> [本文]
MacBookのデータ移行の方法はいくつか考えられますが、一般的なのが、外付けHDDへのバックアップとリストアでしょう。
参考)Macbookのデータ移行。最も早く乗り換えができるおすすめの方法は?
現在では、外付けストレージとしてHDDだけでなくSSDも一般化していますので、より高速にデータ移行が可能となっています。
さて、私のように普段本体のバックアップをとっていない人は、この何年に一度のバックアップ行事に必要となる「ディスクユーティリティ」と「Time Machine」の使い方を忘れてしまっています。
まずは これらをつかうときに必要となる知識 MacOSのファイルシステム についておさらいしましょう。
ディスクユーティリティで選ぶべきファイルシステムは?
MacOSの「ディスクユーティリティ」で外付けストレージを初期化しようとしたときに戸惑うのは、「どのファイルシステムでフォーマットすればいいの?」ということです。

> [元資料]
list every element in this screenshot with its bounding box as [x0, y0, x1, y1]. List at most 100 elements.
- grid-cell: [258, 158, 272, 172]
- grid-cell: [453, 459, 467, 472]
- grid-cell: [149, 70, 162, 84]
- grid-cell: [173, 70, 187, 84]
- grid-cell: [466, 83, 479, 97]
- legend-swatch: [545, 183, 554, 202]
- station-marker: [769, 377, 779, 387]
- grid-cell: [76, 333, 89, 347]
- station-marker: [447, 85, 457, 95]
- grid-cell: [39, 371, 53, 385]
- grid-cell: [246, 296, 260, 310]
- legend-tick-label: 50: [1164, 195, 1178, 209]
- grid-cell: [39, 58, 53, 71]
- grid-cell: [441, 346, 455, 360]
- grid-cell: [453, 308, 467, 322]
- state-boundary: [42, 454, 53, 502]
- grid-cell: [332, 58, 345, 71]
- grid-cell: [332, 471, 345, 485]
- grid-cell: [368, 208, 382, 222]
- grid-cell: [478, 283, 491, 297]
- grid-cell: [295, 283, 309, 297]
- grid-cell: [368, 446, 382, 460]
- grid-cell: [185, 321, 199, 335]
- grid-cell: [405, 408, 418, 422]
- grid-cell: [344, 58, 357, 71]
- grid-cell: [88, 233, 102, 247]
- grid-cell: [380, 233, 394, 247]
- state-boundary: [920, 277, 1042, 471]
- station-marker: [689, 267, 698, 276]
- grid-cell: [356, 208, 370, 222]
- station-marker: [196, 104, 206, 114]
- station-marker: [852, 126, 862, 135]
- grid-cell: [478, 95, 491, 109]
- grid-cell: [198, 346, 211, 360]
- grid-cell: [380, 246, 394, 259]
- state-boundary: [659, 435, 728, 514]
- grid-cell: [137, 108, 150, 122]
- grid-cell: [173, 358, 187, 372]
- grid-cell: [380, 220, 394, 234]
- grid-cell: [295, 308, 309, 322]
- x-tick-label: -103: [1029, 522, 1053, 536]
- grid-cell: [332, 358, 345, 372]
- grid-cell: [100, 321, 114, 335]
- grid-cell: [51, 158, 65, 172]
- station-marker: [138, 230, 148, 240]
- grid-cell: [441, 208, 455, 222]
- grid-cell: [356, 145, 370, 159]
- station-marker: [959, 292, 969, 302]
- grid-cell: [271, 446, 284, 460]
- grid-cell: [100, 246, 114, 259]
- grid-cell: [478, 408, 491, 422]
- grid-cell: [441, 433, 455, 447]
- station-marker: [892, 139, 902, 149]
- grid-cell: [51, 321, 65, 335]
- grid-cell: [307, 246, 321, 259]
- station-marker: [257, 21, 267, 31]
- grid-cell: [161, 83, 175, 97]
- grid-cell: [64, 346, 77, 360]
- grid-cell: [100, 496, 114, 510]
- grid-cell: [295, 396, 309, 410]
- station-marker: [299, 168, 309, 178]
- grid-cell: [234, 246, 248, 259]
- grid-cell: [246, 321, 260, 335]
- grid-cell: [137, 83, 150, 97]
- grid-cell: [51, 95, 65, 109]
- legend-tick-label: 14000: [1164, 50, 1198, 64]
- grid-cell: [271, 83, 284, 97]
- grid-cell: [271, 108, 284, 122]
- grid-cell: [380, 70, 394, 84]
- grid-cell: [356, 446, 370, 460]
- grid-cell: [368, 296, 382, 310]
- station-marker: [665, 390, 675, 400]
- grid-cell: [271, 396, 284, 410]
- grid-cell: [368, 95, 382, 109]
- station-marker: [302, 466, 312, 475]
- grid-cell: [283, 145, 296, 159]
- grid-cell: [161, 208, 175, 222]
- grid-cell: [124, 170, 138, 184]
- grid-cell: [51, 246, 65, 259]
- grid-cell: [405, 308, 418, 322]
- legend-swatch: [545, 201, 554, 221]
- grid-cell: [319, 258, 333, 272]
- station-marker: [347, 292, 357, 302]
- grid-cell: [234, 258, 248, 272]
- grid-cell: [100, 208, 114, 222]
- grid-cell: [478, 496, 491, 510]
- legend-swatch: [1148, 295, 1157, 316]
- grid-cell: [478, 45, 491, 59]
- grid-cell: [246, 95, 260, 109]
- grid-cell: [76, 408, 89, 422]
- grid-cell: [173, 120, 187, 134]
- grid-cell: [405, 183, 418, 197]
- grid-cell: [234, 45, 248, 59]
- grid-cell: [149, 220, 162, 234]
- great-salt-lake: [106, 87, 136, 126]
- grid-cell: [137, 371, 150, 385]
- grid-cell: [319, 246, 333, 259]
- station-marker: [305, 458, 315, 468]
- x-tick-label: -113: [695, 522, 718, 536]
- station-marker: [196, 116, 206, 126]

> [作業指示]
本文の内容をもとに、次の問いに答えてください。
1. データ移行の一般的な方法として挙げられているのは何か。
2. 外付けストレージとして、HDDのほかに一般化しているものは何か。
3. 普段バックアップをとっていない人が使い方を忘れてしまっているものとして、挙げられている二つは何か。

> [解答欄]
1. 外付けHDDへのバックアップとリストア
2. SSD
3. 「ディスクユーティリティ」と「Time Machine」